A block of data
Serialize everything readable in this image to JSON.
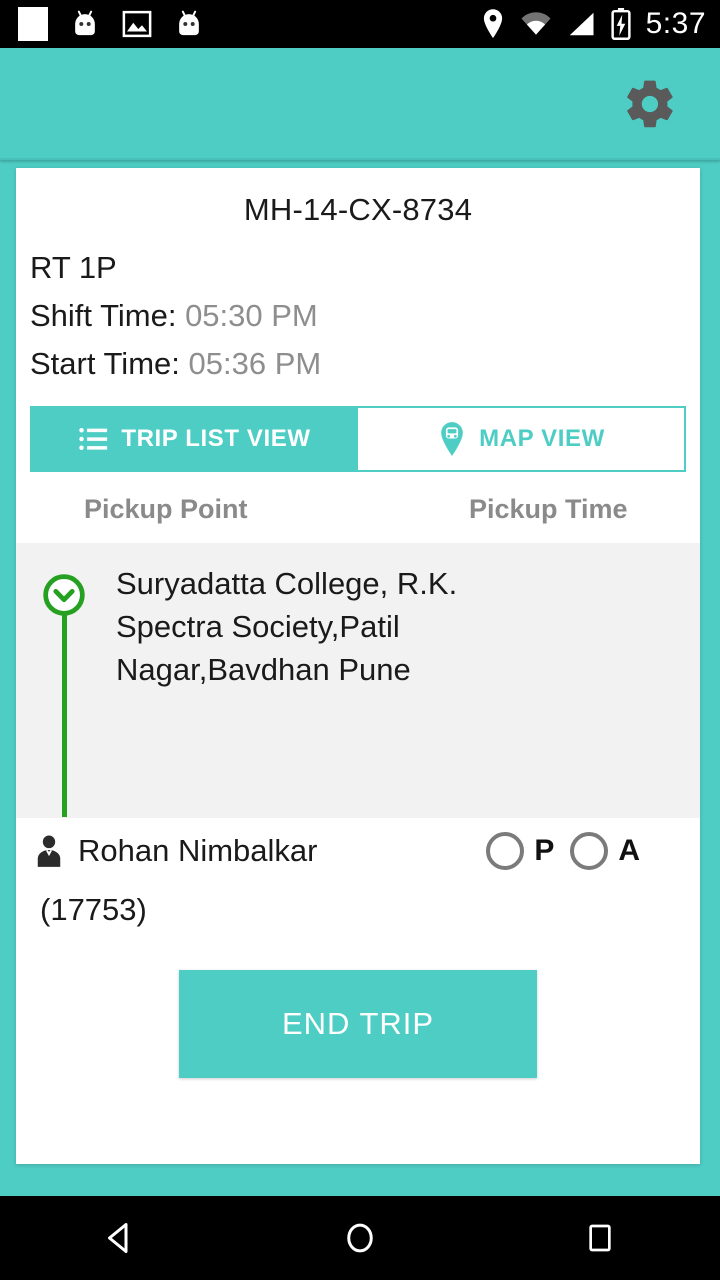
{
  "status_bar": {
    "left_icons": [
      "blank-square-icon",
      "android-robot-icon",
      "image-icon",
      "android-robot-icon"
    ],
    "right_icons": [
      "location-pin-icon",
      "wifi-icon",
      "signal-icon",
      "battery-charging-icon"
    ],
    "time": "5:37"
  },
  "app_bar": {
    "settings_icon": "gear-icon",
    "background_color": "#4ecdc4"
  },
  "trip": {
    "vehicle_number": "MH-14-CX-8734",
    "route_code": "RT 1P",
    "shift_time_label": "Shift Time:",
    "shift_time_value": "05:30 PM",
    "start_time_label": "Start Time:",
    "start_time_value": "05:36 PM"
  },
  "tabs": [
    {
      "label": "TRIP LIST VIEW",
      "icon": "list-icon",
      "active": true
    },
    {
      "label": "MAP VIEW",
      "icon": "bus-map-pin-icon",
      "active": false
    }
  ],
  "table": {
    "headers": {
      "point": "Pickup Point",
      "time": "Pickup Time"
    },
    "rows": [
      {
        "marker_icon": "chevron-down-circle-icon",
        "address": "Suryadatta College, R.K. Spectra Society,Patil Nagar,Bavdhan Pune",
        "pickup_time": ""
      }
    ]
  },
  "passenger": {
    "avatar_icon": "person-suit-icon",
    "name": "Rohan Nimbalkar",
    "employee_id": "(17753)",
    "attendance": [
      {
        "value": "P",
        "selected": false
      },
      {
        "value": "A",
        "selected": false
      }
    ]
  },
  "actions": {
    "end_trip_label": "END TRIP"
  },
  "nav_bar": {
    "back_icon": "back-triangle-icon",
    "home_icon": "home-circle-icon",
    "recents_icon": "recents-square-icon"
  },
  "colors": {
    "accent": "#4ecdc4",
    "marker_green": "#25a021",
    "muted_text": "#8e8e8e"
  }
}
* * *
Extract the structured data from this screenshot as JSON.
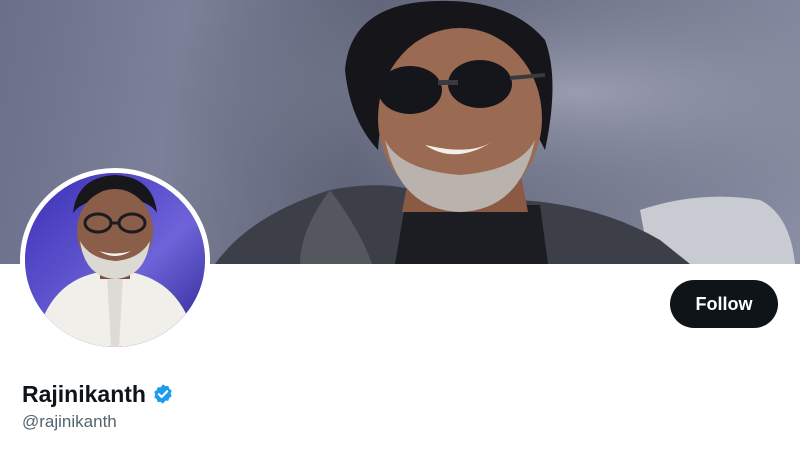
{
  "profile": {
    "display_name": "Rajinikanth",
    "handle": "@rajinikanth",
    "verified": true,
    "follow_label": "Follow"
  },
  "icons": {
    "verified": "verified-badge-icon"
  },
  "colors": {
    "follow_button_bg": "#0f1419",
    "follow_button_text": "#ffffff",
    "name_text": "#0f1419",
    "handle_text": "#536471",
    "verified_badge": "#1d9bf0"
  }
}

**Stated problem**
Please list every line of the records that contains "square".

**Result of this exercise**
      "blank-square-icon",
    "recents_icon": "recents-square-icon"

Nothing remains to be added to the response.